→ **SELECTED TEXT**
*** Begin section ***
Publication Date: November 7, 2025
“Water is fluid, soft, yielding. But water will wear away rock… what is soft is strong.” –Lao Tzu
In 1920s Detroit, King Ying lives in a small apartment behind her parents’ laundry business, where she stands on a box to iron clothes, endures taunts of “Ching-Ching Chinaman” on the playground, and tries to reconcile what passes for normal in Jazz Age America with her father’s vastly different cultural values.
She dreams of a real home, the elegance of her Jane Arden paper dolls, and winning her stern father’s affection. But when Ba incurs steep debts during the Great Depression, he sends her far from hope to live in his ancestral village.
In remote Tai Ting Pong, in the Guangdong Province of China, she feels as foreign in the land of her heritage as in the country of her birth. She must survive hunger, dangerous superstitions, and Japanese invasion as the Sino-Japanese War begins.
When guardian angels help her return to the U.S., it’s a chance to seize her American dream. In this inspiring and heartfelt memoir, Karin K. Jensen records her mother’s transpacific quest for identity, survival, and new world dreams.


Born in the United States to Chinese immigrants, King Ying straddles two worlds, trying desperately to fit in.
Her memories are captured in The Strength of Water by her daughter, Karin K. Jensen. It’s a moving story that highlights the challenges faced by Asian Americans as they tried to make a living in the 1920s and beyond.
King Ying recounts her childhood with a mother who dies too early, a father with a temper, and a passel of younger siblings. What resonates the most is the return to China, so her father can remarry.
*** End section ***
→ **PROVIDED DATA**
*** Begin section ***
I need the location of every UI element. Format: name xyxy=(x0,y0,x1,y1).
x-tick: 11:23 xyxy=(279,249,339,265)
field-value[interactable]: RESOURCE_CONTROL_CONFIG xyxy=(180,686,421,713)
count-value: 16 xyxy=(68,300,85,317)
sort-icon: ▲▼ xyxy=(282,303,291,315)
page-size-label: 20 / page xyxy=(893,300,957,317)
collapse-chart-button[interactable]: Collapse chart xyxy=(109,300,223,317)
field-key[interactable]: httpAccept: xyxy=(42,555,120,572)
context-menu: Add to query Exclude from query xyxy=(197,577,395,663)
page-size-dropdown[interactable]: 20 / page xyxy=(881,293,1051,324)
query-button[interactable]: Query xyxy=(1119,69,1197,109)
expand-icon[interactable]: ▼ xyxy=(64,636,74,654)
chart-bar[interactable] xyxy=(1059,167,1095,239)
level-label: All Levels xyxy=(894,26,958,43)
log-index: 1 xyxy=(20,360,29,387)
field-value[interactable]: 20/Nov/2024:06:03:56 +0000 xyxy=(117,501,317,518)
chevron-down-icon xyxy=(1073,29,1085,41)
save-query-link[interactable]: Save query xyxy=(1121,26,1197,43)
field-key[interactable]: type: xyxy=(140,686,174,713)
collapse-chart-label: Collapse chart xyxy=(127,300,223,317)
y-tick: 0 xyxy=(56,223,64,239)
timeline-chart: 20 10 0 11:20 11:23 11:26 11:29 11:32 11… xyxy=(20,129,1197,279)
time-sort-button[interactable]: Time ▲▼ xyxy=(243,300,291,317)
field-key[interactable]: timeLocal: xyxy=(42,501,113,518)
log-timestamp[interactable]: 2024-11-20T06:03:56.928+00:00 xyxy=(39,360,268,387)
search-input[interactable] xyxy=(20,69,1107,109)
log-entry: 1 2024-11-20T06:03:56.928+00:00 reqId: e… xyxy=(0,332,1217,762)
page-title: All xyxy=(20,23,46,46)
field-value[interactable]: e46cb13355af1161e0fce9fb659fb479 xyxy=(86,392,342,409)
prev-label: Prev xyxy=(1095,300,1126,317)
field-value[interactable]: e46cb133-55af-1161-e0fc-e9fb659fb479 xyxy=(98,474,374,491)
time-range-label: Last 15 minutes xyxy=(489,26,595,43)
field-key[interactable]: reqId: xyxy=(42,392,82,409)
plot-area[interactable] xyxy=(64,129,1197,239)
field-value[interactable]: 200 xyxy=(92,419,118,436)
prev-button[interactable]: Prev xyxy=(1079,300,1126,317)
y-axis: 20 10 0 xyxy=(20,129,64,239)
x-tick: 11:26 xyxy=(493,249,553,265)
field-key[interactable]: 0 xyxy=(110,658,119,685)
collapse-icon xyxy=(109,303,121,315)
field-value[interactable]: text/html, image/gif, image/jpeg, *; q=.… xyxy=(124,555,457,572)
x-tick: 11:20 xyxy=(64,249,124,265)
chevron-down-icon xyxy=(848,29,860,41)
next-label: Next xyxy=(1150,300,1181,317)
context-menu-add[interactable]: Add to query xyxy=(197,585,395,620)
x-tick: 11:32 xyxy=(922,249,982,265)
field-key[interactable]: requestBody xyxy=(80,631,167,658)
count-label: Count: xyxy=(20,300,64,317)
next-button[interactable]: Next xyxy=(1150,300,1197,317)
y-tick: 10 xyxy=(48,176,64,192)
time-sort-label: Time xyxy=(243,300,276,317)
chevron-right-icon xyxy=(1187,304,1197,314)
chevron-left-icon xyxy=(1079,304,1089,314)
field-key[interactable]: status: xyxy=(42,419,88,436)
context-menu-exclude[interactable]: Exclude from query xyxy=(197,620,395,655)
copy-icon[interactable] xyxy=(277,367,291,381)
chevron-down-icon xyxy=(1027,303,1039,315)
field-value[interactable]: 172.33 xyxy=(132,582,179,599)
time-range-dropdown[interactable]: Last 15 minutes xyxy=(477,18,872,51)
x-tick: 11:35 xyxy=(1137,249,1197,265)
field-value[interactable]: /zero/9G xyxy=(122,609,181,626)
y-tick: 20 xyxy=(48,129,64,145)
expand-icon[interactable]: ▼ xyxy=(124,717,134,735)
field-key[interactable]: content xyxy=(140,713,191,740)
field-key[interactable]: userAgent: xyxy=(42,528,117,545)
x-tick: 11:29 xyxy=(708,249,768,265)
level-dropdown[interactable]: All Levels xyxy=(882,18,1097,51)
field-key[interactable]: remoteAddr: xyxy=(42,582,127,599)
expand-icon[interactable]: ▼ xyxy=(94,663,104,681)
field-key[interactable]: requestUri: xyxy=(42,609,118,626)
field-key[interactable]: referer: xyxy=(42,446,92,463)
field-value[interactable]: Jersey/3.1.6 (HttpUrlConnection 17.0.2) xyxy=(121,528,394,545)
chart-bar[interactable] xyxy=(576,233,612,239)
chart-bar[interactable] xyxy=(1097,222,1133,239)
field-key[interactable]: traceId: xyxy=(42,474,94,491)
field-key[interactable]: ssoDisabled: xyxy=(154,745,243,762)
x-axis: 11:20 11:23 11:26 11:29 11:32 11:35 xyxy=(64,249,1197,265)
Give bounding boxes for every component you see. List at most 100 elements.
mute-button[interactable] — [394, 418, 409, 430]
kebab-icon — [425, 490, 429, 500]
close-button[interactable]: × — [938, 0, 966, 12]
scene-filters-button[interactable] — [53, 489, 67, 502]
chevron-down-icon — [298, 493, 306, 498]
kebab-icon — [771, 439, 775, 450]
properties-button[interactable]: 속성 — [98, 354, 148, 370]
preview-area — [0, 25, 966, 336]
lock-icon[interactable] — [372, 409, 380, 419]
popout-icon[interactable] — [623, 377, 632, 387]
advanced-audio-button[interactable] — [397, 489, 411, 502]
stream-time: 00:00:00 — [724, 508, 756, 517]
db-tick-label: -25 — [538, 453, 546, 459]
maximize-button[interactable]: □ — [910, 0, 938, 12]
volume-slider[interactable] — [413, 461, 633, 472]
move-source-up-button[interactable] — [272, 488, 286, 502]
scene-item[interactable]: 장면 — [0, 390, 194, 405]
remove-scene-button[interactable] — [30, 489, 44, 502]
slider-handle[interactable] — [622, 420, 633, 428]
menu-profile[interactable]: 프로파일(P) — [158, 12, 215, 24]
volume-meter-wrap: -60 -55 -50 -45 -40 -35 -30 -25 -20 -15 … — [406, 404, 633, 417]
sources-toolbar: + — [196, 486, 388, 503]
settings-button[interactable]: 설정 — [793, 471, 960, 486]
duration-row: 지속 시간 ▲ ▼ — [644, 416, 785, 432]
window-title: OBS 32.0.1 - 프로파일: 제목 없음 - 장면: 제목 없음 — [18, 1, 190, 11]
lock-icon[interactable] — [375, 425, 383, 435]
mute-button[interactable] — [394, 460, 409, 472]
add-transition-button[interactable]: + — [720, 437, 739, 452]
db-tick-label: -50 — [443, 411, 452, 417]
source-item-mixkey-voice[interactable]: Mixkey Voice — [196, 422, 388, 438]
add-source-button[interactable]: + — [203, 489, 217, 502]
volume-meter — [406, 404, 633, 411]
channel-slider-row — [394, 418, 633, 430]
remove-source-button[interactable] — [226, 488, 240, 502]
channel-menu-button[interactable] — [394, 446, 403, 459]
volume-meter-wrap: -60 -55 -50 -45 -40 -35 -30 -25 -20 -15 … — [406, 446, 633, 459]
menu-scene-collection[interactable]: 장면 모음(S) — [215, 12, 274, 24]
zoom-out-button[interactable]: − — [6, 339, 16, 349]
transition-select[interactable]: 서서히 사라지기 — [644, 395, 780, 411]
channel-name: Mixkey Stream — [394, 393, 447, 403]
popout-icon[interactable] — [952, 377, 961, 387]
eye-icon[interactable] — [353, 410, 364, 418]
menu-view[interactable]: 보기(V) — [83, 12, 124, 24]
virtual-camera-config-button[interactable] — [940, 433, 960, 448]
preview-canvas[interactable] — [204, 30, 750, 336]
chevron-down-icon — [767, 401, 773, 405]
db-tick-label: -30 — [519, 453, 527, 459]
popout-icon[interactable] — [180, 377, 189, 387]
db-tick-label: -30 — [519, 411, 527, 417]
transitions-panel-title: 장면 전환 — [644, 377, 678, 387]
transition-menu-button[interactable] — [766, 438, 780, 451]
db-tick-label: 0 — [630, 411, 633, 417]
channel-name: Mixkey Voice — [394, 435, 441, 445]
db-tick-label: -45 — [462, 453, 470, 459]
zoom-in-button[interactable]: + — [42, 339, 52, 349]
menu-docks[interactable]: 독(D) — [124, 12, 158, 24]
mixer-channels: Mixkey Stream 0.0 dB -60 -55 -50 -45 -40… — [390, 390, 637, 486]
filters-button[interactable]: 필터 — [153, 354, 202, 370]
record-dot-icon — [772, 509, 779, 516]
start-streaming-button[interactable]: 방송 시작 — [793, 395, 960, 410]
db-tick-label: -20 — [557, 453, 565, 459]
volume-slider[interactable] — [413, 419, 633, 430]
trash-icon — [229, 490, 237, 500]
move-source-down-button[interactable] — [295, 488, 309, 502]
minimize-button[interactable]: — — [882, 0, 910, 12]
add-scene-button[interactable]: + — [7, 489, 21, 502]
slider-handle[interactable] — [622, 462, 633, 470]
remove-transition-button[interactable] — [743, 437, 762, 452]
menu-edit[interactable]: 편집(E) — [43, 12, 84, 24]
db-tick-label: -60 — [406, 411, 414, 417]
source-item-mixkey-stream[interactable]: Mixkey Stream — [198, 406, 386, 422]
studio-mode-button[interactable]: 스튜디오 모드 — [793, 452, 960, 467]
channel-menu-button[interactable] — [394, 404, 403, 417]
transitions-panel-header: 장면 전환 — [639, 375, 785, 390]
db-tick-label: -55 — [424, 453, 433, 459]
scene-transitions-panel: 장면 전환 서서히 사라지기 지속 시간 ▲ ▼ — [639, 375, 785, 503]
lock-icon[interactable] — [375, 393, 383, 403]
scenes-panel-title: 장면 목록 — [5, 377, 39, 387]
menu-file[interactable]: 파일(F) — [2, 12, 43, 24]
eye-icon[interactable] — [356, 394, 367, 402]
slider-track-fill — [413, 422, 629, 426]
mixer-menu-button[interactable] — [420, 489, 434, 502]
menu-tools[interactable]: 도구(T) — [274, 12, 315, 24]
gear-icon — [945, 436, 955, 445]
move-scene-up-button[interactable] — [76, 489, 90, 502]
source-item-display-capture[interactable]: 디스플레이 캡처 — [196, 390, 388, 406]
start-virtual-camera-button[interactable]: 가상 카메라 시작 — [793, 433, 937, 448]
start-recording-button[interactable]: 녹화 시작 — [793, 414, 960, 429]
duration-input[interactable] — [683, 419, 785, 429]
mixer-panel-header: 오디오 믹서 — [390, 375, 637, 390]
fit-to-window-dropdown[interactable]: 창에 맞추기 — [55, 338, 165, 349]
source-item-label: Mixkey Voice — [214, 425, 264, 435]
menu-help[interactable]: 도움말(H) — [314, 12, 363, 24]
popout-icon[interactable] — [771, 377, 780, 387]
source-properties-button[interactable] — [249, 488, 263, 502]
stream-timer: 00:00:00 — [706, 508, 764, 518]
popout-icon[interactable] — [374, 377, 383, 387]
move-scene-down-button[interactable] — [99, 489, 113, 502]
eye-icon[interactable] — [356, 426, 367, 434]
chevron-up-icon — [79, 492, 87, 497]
*** End section ***
→ **DIRECTIONS**
A – Copy the part of the book description starting with "Her memories are" and going on through "father can remarry.".
B – Please give what follows in the description of The Strength of Water, picking up after its last sentence.

→ **EXERCISE ANSWERS**
A –
Her memories are captured in The Strength of Water by her daughter, Karin K. Jensen. It’s a moving story that highlights the challenges faced by Asian Americans as they tried to make a living in the 1920s and beyond.
King Ying recounts her childhood with a mother who dies too early, a father with a temper, and a passel of younger siblings. What resonates the most is the return to China, so her father can remarry.

B –
The stark difference between being impoverished in the United States vs. a small village in China can be illustrated by the inhumane living conditions. King Ying’s depiction of suffering from malaria is heartbreaking, especially with the remedies she endures.
Through determination, King Ying returns to the United States to pursue her future. It’s a journey full of ups and downs, but ultimately represents a story of survival.
The Strength of Water demonstrates a woman’s endurance through a memoir written by her daughter.

Karin K. Jensen is a local news writer for the Alameda Post and the debut author of The Strength of Water: An Asian American Coming-of-Age Memoir, which made the Kirkus Reviews annual list of best indie books published and won awards from The BookFest, International Book Awards, and the San Francisco Book Festival. She has won NewsBreak editorial awards, including on the topics of #StopAsianHate and #AAPI Voices. For her work, Authority Magazine named her a social impact author. She makes her home in California.